**Dataset rows:**
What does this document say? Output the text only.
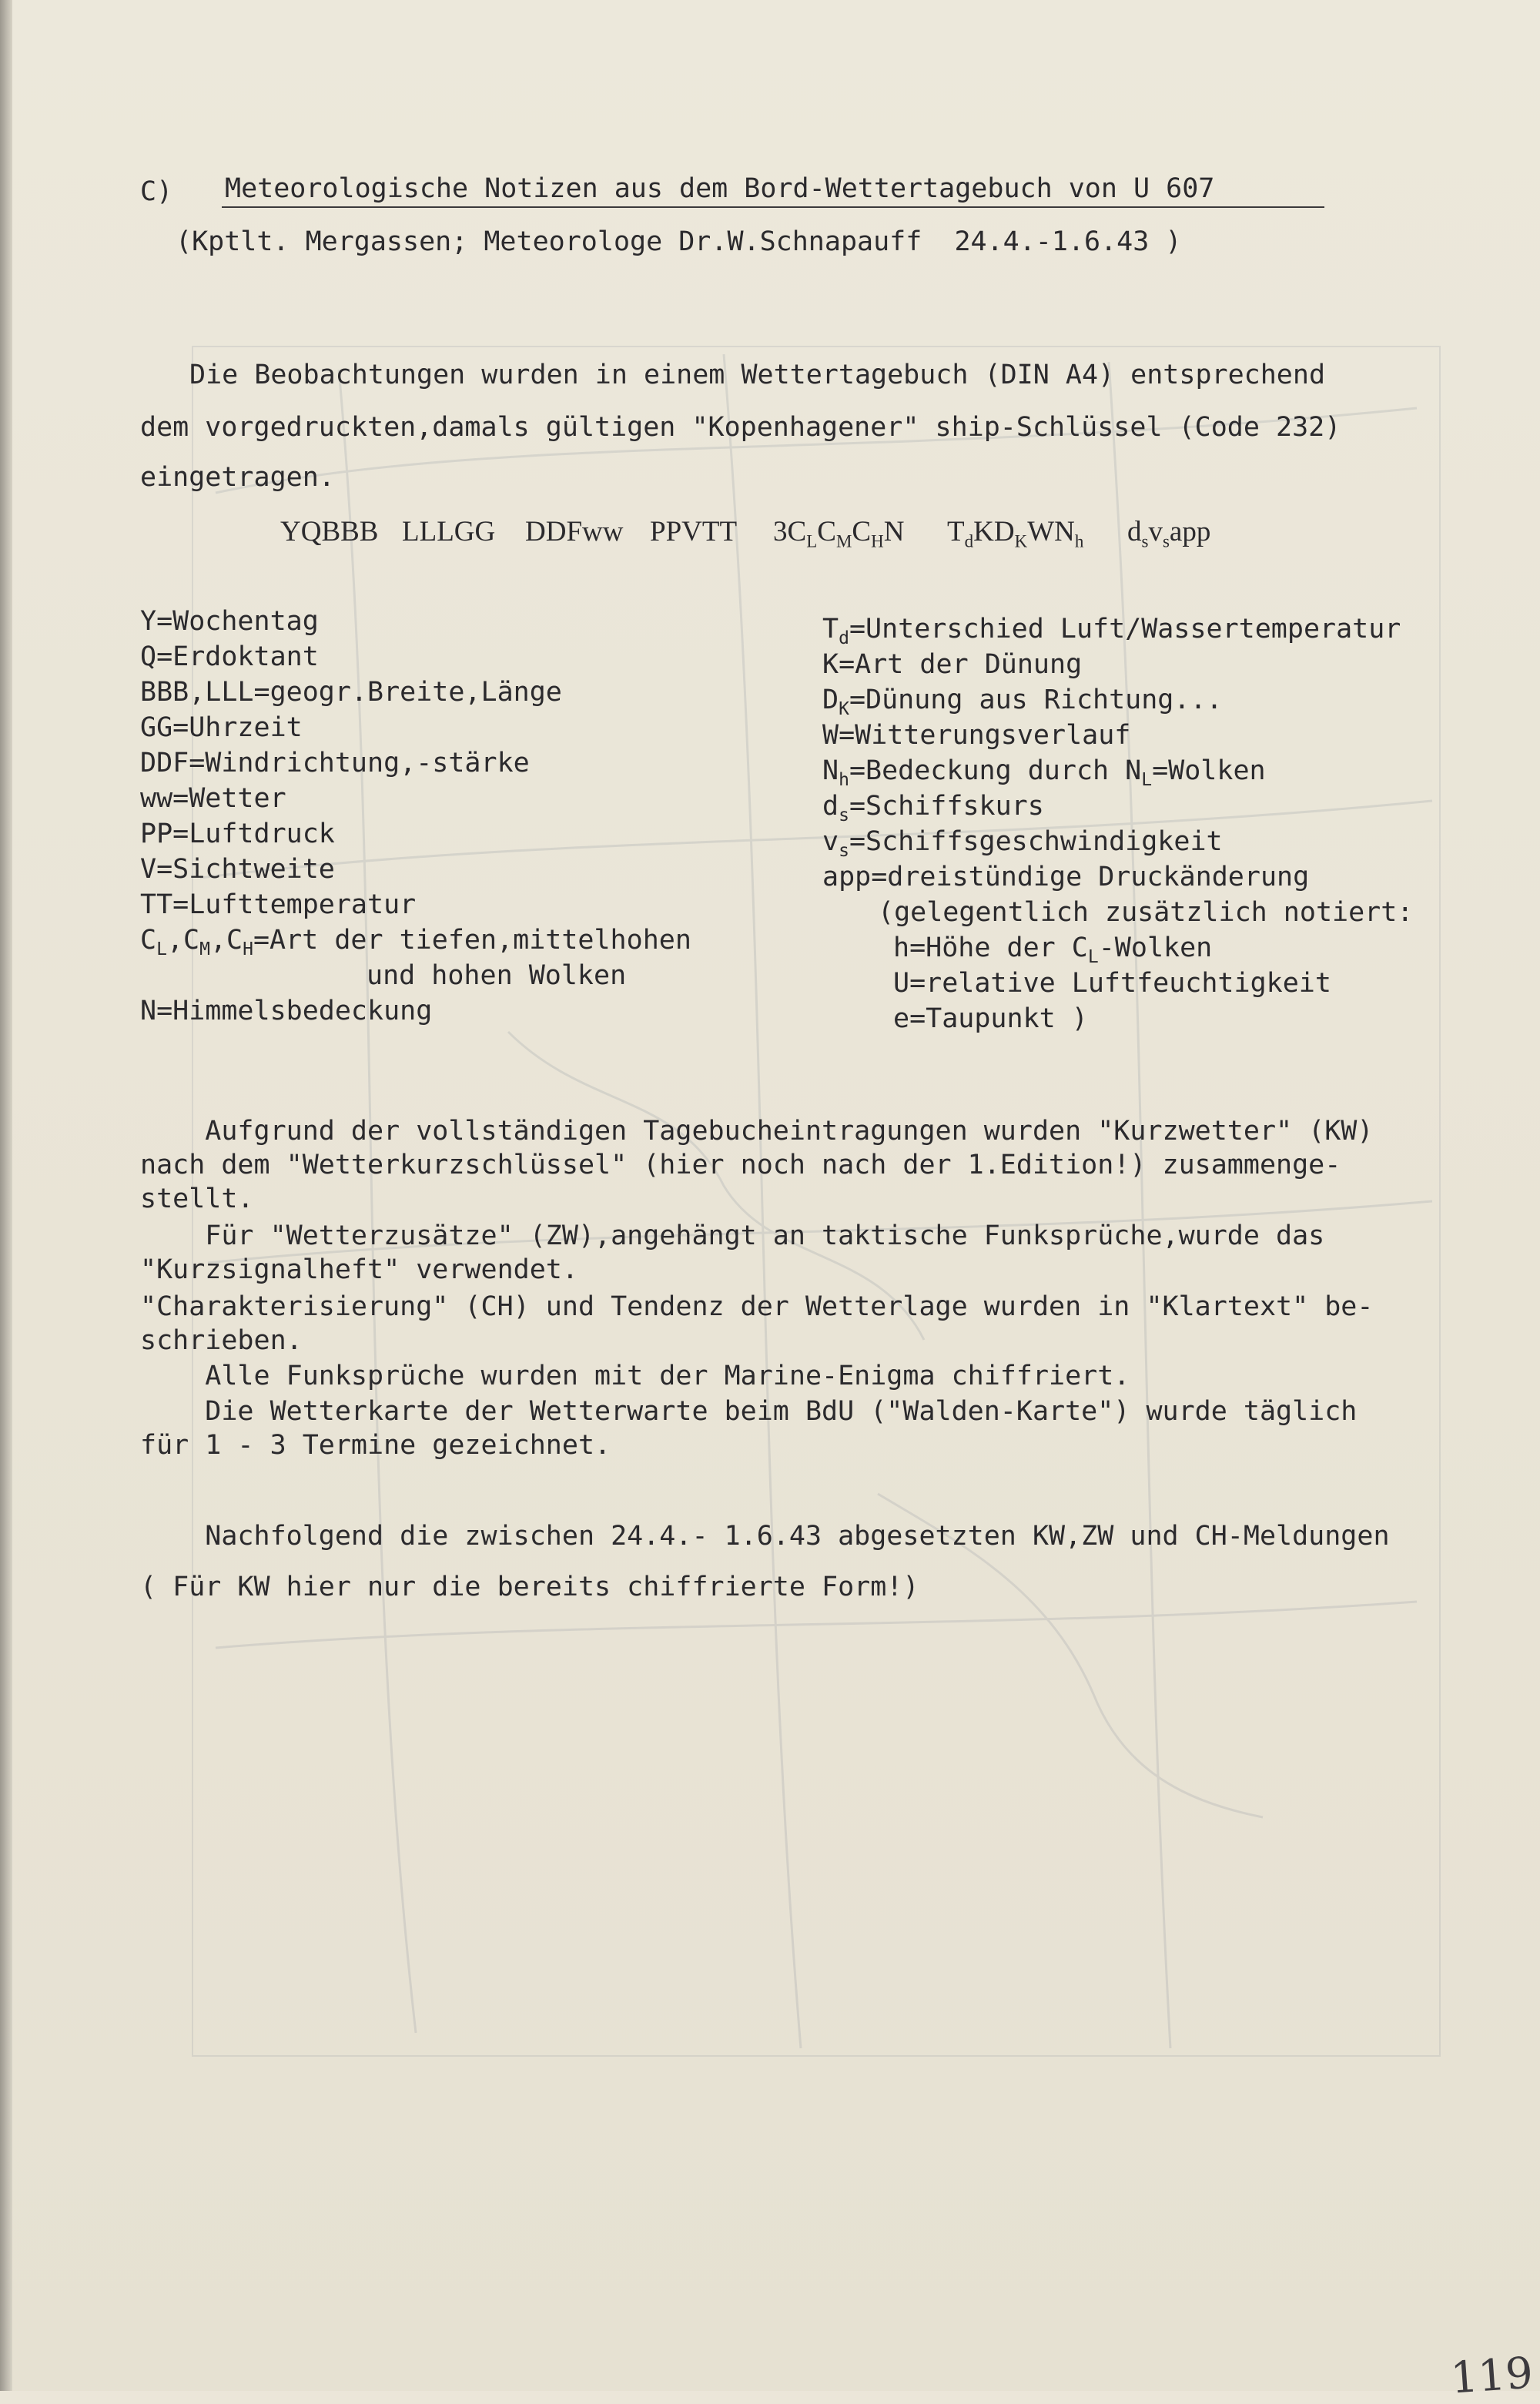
C) Meteorologische Notizen aus dem Bord-Wettertagebuch von U 607
(Kptlt. Mergassen; Meteorologe Dr.W.Schnapauff  24.4.-1.6.43 )
Die Beobachtungen wurden in einem Wettertagebuch (DIN A4) entsprechend
dem vorgedruckten,damals gültigen "Kopenhagener" ship-Schlüssel (Code 232)
eingetragen.
YQBBB LLLGG DDFww PPVTT $3C_LC_MC_HN$ $T_dKD_KWN_h$ $d_sv_sapp$
Y=Wochentag
Q=Erdoktant
BBB,LLL=geogr.Breite,Länge
GG=Uhrzeit
DDF=Windrichtung,-stärke
ww=Wetter
PP=Luftdruck
V=Sichtweite
TT=Lufttemperatur
$C_L,C_M,C_H=Art$ der tiefen,mittelhohen
und hohen Wolken
N=Himmelsbedeckung
$T_d=Unterschied$ Luft/Wassertemperatur
K=Art der Dünung
$D_K=Dünung$ aus Richtung...
W=Witterungsverlauf
$N_h=Bedeckung$ durch $N_L=Wolken$
$d_s=Schiffskurs$
$v_s=Schiffsgeschwindigkeit$
app=dreistündige Druckänderung
(gelegentlich zusätzlich notiert:
h=Höhe der $C_L$-Wolken
U=relative Luftfeuchtigkeit
e=Taupunkt )
Aufgrund der vollständigen Tagebucheintragungen wurden "Kurzwetter" (KW)
nach dem "Wetterkurzschlüssel" (hier noch nach der 1.Edition!) zusammenge-
stellt.
Für "Wetterzusätze" (ZW),angehängt an taktische Funksprüche,wurde das
"Kurzsignalheft" verwendet.
"Charakterisierung" (CH) und Tendenz der Wetterlage wurden in "Klartext" be-
schrieben.
Alle Funksprüche wurden mit der Marine-Enigma chiffriert.
Die Wetterkarte der Wetterwarte beim BdU ("Walden-Karte") wurde täglich
für 1 - 3 Termine gezeichnet.
Nachfolgend die zwischen 24.4.- 1.6.43 abgesetzten KW,ZW und CH-Meldungen
( Für KW hier nur die bereits chiffrierte Form!)
119
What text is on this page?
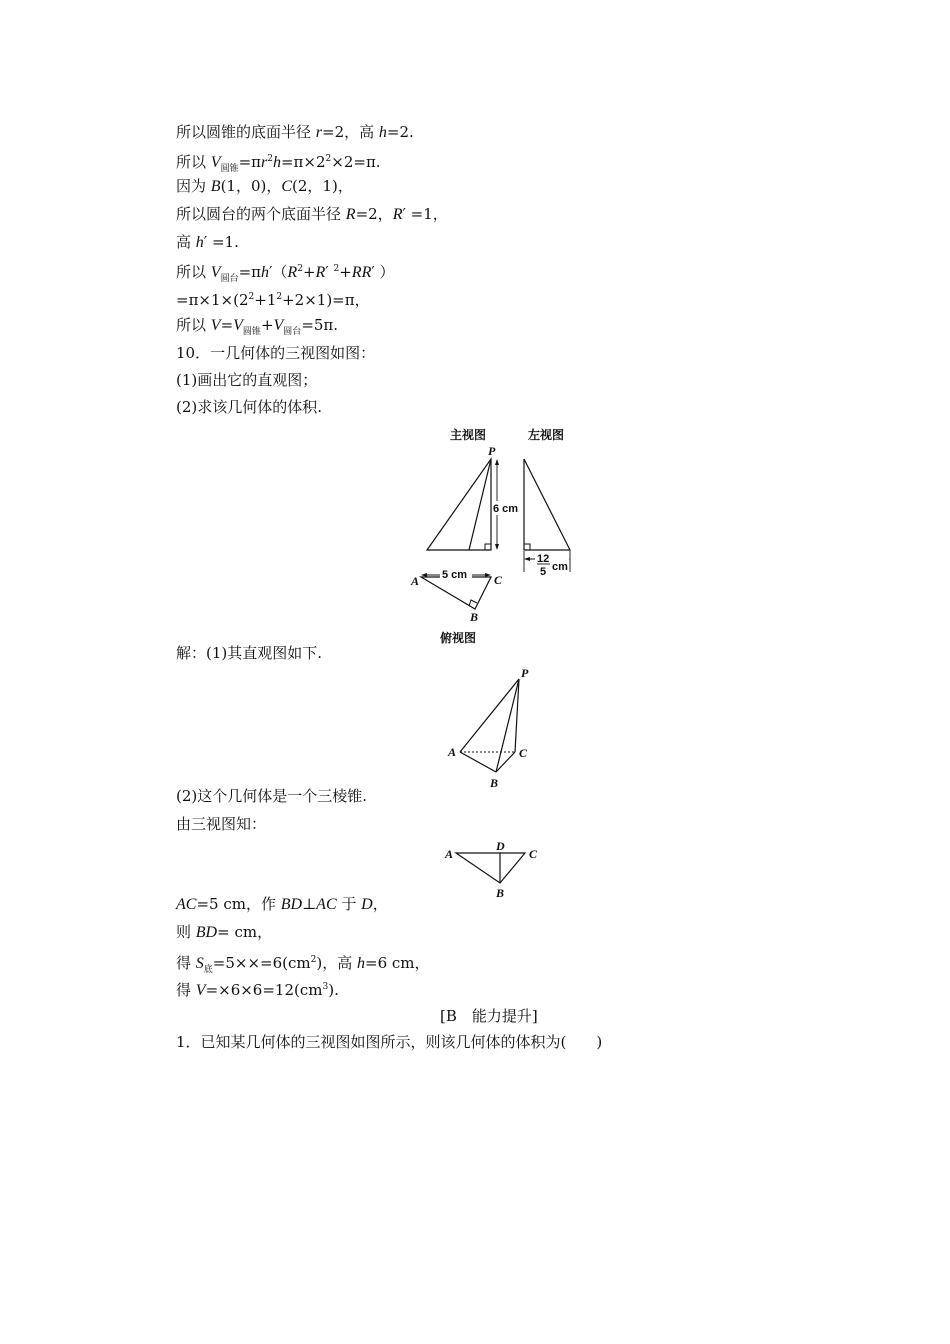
所以圆锥的底面半径 r=2，高 h=2.
所以 $V_{圆锥}=\pi r^2h=\pi\times 2^2\times 2=\pi$.
因为 B(1，0)，C(2，1)，
所以圆台的两个底面半径 R=2，R′ =1，
高 h′ =1.
所以 $V_{圆台}=\pi h'(R^2+R'$ $^2$+RR′ ）
$=\pi\times 1\times(2^2+1^2+2\times 1)=\pi$，
所以 $V=V_{圆锥}+V_{圆台}=5\pi$.
10．一几何体的三视图如图：
(1)画出它的直观图；
(2)求该几何体的体积.
主视图	左视图
P
6 cm
12
5 cm
5 cm
A	C
B
俯视图
解：(1)其直观图如下.
P
A	C
B
(2)这个几何体是一个三棱锥.
由三视图知：
A	C
D
B
AC=5 cm，作 BD⊥AC 于 D，
则 BD= cm，
得 $S_底=5\times\times=6(cm^2)$，高 h=6 cm，
得 $V=\times 6\times 6=12(cm^3)$.
[B　能力提升]
1．已知某几何体的三视图如图所示，则该几何体的体积为(　　)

**EXERCISE REQUIREMENTS:** Make an exact reproduction of the listing above, without any pictures.

**RESULT:**
What does this document say? Output the text only.
C) Meteorologische Notizen aus dem Bord-Wettertagebuch von U 607
(Kptlt. Mergassen; Meteorologe Dr.W.Schnapauff  24.4.-1.6.43 )
Die Beobachtungen wurden in einem Wettertagebuch (DIN A4) entsprechend
dem vorgedruckten,damals gültigen "Kopenhagener" ship-Schlüssel (Code 232)
eingetragen.
YQBBB LLLGG DDFww PPVTT $3C_LC_MC_HN$ $T_dKD_KWN_h$ $d_sv_sapp$
Y=Wochentag
Q=Erdoktant
BBB,LLL=geogr.Breite,Länge
GG=Uhrzeit
DDF=Windrichtung,-stärke
ww=Wetter
PP=Luftdruck
V=Sichtweite
TT=Lufttemperatur
$C_L,C_M,C_H=Art$ der tiefen,mittelhohen
und hohen Wolken
N=Himmelsbedeckung
$T_d=Unterschied$ Luft/Wassertemperatur
K=Art der Dünung
$D_K=Dünung$ aus Richtung...
W=Witterungsverlauf
$N_h=Bedeckung$ durch $N_L=Wolken$
$d_s=Schiffskurs$
$v_s=Schiffsgeschwindigkeit$
app=dreistündige Druckänderung
(gelegentlich zusätzlich notiert:
h=Höhe der $C_L$-Wolken
U=relative Luftfeuchtigkeit
e=Taupunkt )
Aufgrund der vollständigen Tagebucheintragungen wurden "Kurzwetter" (KW)
nach dem "Wetterkurzschlüssel" (hier noch nach der 1.Edition!) zusammenge-
stellt.
Für "Wetterzusätze" (ZW),angehängt an taktische Funksprüche,wurde das
"Kurzsignalheft" verwendet.
"Charakterisierung" (CH) und Tendenz der Wetterlage wurden in "Klartext" be-
schrieben.
Alle Funksprüche wurden mit der Marine-Enigma chiffriert.
Die Wetterkarte der Wetterwarte beim BdU ("Walden-Karte") wurde täglich
für 1 - 3 Termine gezeichnet.
Nachfolgend die zwischen 24.4.- 1.6.43 abgesetzten KW,ZW und CH-Meldungen
( Für KW hier nur die bereits chiffrierte Form!)
119
What text is on this page?
所以圆锥的底面半径 r=2，高 h=2.
所以 $V_{圆锥}=\pi r^2h=\pi\times 2^2\times 2=\pi$.
因为 B(1，0)，C(2，1)，
所以圆台的两个底面半径 R=2，R′ =1，
高 h′ =1.
所以 $V_{圆台}=\pi h'(R^2+R'$ $^2$+RR′ ）
$=\pi\times 1\times(2^2+1^2+2\times 1)=\pi$，
所以 $V=V_{圆锥}+V_{圆台}=5\pi$.
10．一几何体的三视图如图：
(1)画出它的直观图；
(2)求该几何体的体积.
主视图	左视图
P
6 cm
12
5 cm
5 cm
A	C
B
俯视图
解：(1)其直观图如下.
P
A	C
B
(2)这个几何体是一个三棱锥.
由三视图知：
A	C
D
B
AC=5 cm，作 BD⊥AC 于 D，
则 BD= cm，
得 $S_底=5\times\times=6(cm^2)$，高 h=6 cm，
得 $V=\times 6\times 6=12(cm^3)$.
[B　能力提升]
1．已知某几何体的三视图如图所示，则该几何体的体积为(　　)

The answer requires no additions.